▶ _What this task involves_
Spot each line in the records below where the word "owner" occurs, then copy it.

▶ _Recorded data_
━━━

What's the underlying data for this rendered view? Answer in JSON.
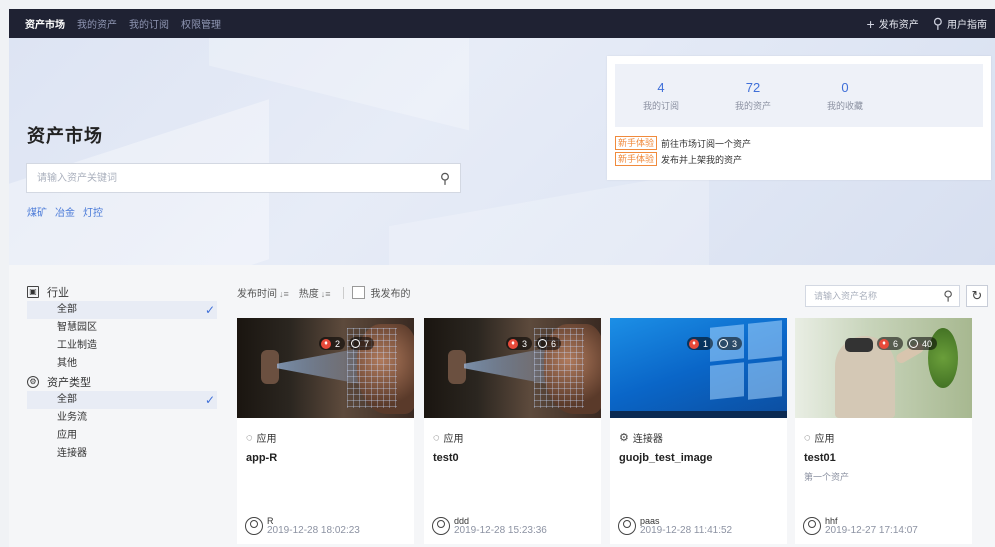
{
  "topbar": {
    "nav": [
      "资产市场",
      "我的资产",
      "我的订阅",
      "权限管理"
    ],
    "publish_label": "发布资产",
    "guide_label": "用户指南"
  },
  "hero": {
    "title": "资产市场",
    "search_placeholder": "请输入资产关键词",
    "tags": [
      "煤矿",
      "冶金",
      "灯控"
    ]
  },
  "stats": {
    "items": [
      {
        "value": "4",
        "label": "我的订阅"
      },
      {
        "value": "72",
        "label": "我的资产"
      },
      {
        "value": "0",
        "label": "我的收藏"
      }
    ],
    "newbie": [
      {
        "tag": "新手体验",
        "text": "前往市场订阅一个资产"
      },
      {
        "tag": "新手体验",
        "text": "发布并上架我的资产"
      }
    ]
  },
  "sidebar": {
    "industry_title": "行业",
    "industry_items": [
      "全部",
      "智慧园区",
      "工业制造",
      "其他"
    ],
    "type_title": "资产类型",
    "type_items": [
      "全部",
      "业务流",
      "应用",
      "连接器"
    ]
  },
  "toolbar": {
    "sort_time": "发布时间",
    "sort_hot": "热度",
    "my_published": "我发布的",
    "name_search_placeholder": "请输入资产名称"
  },
  "cards": [
    {
      "type": "应用",
      "name": "app-R",
      "desc": "",
      "owner": "R",
      "time": "2019-12-28 18:02:23",
      "hot": "2",
      "views": "7"
    },
    {
      "type": "应用",
      "name": "test0",
      "desc": "",
      "owner": "ddd",
      "time": "2019-12-28 15:23:36",
      "hot": "3",
      "views": "6"
    },
    {
      "type": "连接器",
      "name": "guojb_test_image",
      "desc": "",
      "owner": "paas",
      "time": "2019-12-28 11:41:52",
      "hot": "1",
      "views": "3"
    },
    {
      "type": "应用",
      "name": "test01",
      "desc": "第一个资产",
      "owner": "hhf",
      "time": "2019-12-27 17:14:07",
      "hot": "6",
      "views": "40"
    }
  ],
  "colors": {
    "accent": "#3f6fd8",
    "topbar": "#1f2233",
    "newbie_tag": "#f08a3c"
  }
}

━━━

▶ _The solution_
      "owner": "R",
      "owner": "ddd",
      "owner": "paas",
      "owner": "hhf",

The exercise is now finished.